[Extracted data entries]
_ _ _ _ _

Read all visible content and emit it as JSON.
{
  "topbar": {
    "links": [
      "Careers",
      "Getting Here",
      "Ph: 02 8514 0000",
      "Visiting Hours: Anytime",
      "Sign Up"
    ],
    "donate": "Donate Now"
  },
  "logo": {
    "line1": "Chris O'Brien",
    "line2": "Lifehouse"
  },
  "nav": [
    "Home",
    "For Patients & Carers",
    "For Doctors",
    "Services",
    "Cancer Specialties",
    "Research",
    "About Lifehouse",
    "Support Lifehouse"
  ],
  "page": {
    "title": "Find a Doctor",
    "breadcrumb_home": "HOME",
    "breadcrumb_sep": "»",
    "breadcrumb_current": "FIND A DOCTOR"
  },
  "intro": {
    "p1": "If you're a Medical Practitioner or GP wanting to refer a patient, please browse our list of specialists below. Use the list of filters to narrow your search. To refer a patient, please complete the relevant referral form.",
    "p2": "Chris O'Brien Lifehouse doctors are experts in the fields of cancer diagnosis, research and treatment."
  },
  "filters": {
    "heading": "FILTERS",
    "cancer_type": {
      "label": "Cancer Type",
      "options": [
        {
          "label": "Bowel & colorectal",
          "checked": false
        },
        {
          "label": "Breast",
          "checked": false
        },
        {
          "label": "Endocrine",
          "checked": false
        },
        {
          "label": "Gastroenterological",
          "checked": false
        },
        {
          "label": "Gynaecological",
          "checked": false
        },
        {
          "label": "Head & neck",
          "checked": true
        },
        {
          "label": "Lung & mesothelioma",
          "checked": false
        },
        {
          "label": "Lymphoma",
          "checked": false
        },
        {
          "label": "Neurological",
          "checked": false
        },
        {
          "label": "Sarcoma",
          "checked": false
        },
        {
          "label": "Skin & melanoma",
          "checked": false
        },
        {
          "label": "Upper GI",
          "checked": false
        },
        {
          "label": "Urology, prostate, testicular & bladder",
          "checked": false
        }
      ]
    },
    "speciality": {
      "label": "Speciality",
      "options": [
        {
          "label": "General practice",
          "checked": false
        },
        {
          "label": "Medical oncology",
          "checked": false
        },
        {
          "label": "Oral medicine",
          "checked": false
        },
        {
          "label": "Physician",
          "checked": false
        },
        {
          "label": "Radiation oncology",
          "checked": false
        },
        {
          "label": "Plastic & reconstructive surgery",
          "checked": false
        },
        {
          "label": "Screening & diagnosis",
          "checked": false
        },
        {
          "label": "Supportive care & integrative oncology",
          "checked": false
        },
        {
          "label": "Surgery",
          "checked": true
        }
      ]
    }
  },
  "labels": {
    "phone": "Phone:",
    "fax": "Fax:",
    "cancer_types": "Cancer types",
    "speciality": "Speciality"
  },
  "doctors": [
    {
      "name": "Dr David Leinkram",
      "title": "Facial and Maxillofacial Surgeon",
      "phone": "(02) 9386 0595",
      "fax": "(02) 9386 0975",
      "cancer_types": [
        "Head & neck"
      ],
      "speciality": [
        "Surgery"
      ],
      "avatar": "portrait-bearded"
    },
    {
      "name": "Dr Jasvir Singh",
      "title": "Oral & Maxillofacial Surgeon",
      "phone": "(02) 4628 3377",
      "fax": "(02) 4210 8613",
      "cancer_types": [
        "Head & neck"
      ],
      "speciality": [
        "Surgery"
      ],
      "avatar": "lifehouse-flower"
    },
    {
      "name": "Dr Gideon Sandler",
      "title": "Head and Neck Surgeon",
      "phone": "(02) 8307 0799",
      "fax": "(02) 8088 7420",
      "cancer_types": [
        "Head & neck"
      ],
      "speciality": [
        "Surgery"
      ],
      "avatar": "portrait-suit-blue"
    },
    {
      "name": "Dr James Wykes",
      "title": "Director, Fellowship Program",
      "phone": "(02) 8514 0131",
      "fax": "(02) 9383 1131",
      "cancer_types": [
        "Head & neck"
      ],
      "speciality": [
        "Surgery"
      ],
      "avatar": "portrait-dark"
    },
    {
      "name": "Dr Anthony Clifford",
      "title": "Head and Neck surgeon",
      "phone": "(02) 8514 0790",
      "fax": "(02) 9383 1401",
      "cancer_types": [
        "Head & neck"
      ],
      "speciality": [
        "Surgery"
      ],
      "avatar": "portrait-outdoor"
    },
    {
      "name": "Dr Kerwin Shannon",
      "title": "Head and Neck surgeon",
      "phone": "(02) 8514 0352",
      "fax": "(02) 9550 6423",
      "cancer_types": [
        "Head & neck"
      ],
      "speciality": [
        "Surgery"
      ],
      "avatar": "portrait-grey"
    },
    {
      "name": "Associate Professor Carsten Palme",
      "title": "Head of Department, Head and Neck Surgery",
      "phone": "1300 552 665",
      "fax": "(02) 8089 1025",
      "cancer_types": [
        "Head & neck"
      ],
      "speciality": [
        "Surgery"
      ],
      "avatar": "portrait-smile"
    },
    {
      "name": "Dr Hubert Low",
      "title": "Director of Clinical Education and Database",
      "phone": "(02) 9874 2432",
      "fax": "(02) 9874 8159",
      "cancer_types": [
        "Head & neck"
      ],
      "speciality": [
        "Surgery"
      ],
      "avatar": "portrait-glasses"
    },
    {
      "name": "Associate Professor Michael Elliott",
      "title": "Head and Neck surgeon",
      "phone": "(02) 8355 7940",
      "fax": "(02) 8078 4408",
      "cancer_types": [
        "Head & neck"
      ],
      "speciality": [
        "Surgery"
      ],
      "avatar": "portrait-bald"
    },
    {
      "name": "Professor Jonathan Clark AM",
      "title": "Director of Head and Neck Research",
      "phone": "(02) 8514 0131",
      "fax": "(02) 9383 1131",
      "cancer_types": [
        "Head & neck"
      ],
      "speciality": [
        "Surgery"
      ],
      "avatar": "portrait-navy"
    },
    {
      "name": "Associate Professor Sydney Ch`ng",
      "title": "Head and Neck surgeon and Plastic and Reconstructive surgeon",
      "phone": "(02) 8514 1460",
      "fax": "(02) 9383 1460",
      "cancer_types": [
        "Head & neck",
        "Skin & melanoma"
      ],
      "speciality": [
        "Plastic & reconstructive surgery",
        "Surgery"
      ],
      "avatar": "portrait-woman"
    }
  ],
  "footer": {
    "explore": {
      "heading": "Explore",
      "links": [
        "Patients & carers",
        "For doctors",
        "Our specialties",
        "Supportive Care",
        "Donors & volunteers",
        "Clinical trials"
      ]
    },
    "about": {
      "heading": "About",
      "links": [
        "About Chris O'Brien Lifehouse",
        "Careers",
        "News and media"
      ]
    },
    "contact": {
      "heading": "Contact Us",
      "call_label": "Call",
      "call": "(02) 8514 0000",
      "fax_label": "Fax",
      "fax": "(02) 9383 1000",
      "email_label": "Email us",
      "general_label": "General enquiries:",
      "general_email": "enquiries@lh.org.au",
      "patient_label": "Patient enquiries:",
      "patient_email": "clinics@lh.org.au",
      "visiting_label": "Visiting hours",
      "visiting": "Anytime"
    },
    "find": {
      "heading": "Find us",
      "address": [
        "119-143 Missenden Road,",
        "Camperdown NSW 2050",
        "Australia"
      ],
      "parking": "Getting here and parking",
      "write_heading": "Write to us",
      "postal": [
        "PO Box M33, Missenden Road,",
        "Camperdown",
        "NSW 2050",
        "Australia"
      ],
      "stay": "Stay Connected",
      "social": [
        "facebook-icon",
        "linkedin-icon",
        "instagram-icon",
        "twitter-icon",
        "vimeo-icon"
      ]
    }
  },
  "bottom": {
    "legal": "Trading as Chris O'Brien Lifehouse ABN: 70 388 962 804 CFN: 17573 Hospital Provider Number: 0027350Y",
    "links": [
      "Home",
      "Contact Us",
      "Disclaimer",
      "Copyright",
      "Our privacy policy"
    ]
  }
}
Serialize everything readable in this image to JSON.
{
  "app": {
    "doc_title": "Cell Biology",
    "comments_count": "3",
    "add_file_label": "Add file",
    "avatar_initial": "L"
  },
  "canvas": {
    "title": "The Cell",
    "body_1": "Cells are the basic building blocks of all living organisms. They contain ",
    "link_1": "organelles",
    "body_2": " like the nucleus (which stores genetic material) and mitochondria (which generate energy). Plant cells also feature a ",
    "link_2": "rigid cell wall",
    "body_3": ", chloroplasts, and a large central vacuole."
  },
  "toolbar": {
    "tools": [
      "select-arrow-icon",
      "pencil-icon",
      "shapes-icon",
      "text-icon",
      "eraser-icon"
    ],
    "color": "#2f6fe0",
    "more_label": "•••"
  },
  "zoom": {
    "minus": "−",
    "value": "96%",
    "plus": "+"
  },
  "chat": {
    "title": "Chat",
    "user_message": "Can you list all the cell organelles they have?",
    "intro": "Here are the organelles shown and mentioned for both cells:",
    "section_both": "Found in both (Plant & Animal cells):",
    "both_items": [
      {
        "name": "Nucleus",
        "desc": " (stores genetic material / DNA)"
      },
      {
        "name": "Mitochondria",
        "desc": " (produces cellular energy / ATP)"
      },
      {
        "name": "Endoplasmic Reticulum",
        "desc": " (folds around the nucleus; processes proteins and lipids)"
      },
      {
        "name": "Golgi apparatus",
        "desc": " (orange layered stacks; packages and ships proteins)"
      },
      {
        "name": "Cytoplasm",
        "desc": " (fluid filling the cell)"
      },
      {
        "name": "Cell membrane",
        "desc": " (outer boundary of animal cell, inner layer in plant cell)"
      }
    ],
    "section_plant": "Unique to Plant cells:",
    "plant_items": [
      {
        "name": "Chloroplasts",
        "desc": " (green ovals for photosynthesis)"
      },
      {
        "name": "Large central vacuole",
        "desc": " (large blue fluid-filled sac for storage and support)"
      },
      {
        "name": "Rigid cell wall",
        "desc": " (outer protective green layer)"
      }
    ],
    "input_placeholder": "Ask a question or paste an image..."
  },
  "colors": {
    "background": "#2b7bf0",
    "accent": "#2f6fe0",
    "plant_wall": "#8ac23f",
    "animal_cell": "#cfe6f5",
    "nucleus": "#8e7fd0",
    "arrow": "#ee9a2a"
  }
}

_ _ _ _ _

WHAT THE TASK ASKS: Look through the entries above and find each line where the word "Clinical" occurs; copy those lines.

RESPONSE TO THIS EXERCISE:
      "title": "Director of Clinical Education and Database",
        "Clinical trials"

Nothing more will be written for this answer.